"""

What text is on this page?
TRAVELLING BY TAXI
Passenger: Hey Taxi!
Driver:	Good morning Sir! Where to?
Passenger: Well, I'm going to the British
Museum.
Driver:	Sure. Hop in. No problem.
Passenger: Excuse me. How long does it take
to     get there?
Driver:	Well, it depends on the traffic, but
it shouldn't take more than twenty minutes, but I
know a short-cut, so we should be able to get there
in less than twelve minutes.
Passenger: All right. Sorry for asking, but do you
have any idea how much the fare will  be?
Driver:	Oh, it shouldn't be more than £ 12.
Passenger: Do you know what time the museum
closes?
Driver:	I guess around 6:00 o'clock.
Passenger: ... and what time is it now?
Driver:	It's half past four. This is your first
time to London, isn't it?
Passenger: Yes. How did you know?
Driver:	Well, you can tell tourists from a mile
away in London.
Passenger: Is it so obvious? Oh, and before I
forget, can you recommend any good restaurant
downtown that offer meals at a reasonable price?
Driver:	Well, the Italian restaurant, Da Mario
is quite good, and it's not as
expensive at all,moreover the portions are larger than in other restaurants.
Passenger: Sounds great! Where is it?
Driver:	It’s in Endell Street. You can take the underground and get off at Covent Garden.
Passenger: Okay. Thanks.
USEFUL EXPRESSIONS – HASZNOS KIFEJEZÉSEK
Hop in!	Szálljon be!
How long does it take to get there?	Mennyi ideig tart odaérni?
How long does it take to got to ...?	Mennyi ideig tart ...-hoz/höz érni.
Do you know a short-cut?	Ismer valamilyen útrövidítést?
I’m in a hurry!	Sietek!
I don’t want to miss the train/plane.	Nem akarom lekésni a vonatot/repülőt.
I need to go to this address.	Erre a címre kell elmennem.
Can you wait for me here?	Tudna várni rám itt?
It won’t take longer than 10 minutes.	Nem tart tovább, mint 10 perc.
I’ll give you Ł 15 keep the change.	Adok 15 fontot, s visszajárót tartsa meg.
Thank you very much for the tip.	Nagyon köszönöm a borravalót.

"""

Copy all the records above precisely.

What text is on this page?
TRAVELLING BY TAXI
Passenger: Hey Taxi!
Driver:	Good morning Sir! Where to?
Passenger: Well, I'm going to the British
Museum.
Driver:	Sure. Hop in. No problem.
Passenger: Excuse me. How long does it take
to     get there?
Driver:	Well, it depends on the traffic, but
it shouldn't take more than twenty minutes, but I
know a short-cut, so we should be able to get there
in less than twelve minutes.
Passenger: All right. Sorry for asking, but do you
have any idea how much the fare will  be?
Driver:	Oh, it shouldn't be more than £ 12.
Passenger: Do you know what time the museum
closes?
Driver:	I guess around 6:00 o'clock.
Passenger: ... and what time is it now?
Driver:	It's half past four. This is your first
time to London, isn't it?
Passenger: Yes. How did you know?
Driver:	Well, you can tell tourists from a mile
away in London.
Passenger: Is it so obvious? Oh, and before I
forget, can you recommend any good restaurant
downtown that offer meals at a reasonable price?
Driver:	Well, the Italian restaurant, Da Mario
is quite good, and it's not as
expensive at all,moreover the portions are larger than in other restaurants.
Passenger: Sounds great! Where is it?
Driver:	It’s in Endell Street. You can take the underground and get off at Covent Garden.
Passenger: Okay. Thanks.
USEFUL EXPRESSIONS – HASZNOS KIFEJEZÉSEK
Hop in!	Szálljon be!
How long does it take to get there?	Mennyi ideig tart odaérni?
How long does it take to got to ...?	Mennyi ideig tart ...-hoz/höz érni.
Do you know a short-cut?	Ismer valamilyen útrövidítést?
I’m in a hurry!	Sietek!
I don’t want to miss the train/plane.	Nem akarom lekésni a vonatot/repülőt.
I need to go to this address.	Erre a címre kell elmennem.
Can you wait for me here?	Tudna várni rám itt?
It won’t take longer than 10 minutes.	Nem tart tovább, mint 10 perc.
I’ll give you Ł 15 keep the change.	Adok 15 fontot, s visszajárót tartsa meg.
Thank you very much for the tip.	Nagyon köszönöm a borravalót.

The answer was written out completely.